* _EXERCISE INPUTS_:
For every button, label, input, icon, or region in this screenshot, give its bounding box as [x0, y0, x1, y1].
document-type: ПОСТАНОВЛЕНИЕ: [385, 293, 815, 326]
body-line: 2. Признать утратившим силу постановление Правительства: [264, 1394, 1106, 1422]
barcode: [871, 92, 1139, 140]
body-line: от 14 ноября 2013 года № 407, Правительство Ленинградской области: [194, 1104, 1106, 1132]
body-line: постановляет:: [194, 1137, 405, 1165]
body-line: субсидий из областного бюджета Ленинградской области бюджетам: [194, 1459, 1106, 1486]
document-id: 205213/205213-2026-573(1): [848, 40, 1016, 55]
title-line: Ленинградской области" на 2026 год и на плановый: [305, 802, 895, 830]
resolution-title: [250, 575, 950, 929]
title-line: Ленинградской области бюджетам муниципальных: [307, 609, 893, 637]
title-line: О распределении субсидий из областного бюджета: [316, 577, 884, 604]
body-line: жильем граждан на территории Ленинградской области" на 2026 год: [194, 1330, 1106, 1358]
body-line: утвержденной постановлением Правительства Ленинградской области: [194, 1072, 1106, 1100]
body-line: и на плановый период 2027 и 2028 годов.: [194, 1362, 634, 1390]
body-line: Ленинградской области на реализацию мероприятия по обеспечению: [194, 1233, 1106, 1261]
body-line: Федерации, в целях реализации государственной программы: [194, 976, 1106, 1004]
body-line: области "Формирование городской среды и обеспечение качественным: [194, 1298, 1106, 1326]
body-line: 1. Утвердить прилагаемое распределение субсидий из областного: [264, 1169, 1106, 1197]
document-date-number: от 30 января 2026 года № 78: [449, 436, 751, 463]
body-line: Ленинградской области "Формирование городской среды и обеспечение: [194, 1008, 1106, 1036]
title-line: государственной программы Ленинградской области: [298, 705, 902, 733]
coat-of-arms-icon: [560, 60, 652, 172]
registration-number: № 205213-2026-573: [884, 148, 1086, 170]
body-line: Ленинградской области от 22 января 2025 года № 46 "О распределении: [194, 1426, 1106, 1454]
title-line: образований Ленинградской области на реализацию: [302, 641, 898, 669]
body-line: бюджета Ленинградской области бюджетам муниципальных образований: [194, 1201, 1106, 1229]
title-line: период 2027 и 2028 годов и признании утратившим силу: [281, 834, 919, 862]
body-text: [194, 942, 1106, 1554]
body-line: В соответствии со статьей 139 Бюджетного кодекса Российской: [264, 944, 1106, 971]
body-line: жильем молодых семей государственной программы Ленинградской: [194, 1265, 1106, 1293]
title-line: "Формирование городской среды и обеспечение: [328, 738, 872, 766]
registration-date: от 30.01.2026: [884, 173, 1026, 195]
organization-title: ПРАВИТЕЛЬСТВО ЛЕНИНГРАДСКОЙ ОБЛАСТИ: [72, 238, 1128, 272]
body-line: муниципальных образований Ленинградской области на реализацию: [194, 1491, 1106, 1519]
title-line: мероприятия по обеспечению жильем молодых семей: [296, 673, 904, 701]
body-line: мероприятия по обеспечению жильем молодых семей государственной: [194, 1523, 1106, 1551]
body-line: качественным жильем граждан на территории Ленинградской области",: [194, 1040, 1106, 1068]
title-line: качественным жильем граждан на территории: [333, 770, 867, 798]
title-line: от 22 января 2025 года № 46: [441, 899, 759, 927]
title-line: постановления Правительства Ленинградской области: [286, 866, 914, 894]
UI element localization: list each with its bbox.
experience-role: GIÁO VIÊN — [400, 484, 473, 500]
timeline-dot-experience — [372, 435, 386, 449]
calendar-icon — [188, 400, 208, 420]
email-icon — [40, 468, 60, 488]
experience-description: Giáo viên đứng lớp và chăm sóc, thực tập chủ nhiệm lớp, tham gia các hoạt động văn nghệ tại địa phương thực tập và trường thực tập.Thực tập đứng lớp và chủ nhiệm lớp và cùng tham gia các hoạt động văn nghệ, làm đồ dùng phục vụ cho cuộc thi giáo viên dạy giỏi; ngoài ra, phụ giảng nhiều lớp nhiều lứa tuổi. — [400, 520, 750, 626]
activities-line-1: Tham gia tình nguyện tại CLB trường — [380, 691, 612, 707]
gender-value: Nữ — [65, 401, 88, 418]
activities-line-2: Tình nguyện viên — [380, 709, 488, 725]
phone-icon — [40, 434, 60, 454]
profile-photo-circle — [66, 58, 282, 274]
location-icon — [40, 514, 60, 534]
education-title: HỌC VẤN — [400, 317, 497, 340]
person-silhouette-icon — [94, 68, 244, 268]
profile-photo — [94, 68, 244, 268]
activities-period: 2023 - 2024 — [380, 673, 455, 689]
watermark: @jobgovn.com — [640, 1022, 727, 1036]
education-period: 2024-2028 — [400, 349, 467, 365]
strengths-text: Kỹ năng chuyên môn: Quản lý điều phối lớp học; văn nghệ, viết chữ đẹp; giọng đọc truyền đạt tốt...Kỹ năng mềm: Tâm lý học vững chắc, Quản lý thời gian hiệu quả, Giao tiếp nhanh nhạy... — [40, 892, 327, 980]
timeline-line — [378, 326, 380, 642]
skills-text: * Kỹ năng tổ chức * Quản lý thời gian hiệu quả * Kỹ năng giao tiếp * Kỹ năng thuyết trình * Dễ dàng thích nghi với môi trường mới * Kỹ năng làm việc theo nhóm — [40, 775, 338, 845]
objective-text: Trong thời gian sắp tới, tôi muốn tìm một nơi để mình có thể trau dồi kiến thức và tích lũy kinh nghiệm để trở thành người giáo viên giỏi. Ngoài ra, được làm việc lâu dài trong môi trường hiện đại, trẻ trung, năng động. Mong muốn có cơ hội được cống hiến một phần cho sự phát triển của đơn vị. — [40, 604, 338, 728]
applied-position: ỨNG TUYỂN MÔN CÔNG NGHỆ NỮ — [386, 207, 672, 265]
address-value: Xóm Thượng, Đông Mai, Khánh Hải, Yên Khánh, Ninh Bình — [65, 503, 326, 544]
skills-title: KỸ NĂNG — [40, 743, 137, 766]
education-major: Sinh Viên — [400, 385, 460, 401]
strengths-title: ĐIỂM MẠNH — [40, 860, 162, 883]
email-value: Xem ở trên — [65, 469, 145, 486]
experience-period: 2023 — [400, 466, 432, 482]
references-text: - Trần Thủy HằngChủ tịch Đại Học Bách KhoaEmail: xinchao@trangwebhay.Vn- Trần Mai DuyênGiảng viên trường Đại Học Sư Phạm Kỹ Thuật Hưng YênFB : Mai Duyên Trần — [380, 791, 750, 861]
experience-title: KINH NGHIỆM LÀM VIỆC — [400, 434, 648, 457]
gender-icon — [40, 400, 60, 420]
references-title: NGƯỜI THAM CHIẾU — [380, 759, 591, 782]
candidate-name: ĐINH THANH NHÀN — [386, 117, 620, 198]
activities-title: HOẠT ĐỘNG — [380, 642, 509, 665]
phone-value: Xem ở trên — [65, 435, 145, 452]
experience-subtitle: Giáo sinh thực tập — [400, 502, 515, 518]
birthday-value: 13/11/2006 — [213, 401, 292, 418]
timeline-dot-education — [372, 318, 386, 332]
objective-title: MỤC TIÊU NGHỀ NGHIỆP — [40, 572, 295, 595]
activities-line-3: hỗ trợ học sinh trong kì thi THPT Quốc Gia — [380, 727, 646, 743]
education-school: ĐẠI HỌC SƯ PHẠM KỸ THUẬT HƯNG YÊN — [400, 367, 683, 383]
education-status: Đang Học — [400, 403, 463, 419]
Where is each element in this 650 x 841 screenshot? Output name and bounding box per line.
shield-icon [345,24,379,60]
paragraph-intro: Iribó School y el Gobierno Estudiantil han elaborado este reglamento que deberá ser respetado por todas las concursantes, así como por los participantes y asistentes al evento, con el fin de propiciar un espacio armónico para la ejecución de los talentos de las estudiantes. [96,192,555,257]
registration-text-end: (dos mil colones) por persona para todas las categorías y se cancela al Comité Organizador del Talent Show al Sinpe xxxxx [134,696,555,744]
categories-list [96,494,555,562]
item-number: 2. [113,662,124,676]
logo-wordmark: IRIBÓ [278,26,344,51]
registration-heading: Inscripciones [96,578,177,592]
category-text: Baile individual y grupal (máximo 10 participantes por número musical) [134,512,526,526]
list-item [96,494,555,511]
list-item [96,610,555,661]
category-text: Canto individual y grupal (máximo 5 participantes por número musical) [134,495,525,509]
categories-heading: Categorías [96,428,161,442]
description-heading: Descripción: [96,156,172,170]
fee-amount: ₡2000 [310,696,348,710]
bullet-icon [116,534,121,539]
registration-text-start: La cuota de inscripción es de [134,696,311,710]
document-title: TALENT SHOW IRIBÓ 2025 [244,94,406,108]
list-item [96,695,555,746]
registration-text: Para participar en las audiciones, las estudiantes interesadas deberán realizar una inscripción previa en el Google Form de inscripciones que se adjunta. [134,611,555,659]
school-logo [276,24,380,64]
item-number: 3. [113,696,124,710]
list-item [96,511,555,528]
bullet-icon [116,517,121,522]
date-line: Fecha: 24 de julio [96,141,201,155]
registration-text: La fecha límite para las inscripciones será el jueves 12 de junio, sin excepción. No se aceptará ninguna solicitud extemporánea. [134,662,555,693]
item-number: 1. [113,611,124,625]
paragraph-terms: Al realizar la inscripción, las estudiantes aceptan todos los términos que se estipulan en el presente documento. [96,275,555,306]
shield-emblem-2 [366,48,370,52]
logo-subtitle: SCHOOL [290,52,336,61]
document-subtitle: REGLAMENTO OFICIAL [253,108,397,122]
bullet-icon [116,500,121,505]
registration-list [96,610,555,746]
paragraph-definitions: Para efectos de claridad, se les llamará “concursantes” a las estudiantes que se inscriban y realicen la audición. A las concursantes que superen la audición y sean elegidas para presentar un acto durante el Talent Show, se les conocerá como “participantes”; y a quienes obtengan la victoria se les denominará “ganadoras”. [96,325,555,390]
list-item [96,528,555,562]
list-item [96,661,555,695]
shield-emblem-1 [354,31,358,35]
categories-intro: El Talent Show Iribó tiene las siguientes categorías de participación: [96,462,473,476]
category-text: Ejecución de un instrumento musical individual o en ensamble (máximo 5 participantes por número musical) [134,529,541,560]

* _WHAT NEEDS TO BE DONE_:
Reproduce the records word for word, starting from their first line and going on through the line that contains "title-line: О распределении".

* _EXERCISE RESULT_:
For every button, label, input, icon, or region in this screenshot, give its bounding box as [x0, y0, x1, y1].
document-type: ПОСТАНОВЛЕНИЕ: [385, 293, 815, 326]
body-line: 2. Признать утратившим силу постановление Правительства: [264, 1394, 1106, 1422]
barcode: [871, 92, 1139, 140]
body-line: от 14 ноября 2013 года № 407, Правительство Ленинградской области: [194, 1104, 1106, 1132]
body-line: постановляет:: [194, 1137, 405, 1165]
body-line: субсидий из областного бюджета Ленинградской области бюджетам: [194, 1459, 1106, 1486]
document-id: 205213/205213-2026-573(1): [848, 40, 1016, 55]
title-line: Ленинградской области" на 2026 год и на плановый: [305, 802, 895, 830]
resolution-title: [250, 575, 950, 929]
title-line: Ленинградской области бюджетам муниципальных: [307, 609, 893, 637]
title-line: О распределении субсидий из областного бюджета: [316, 577, 884, 604]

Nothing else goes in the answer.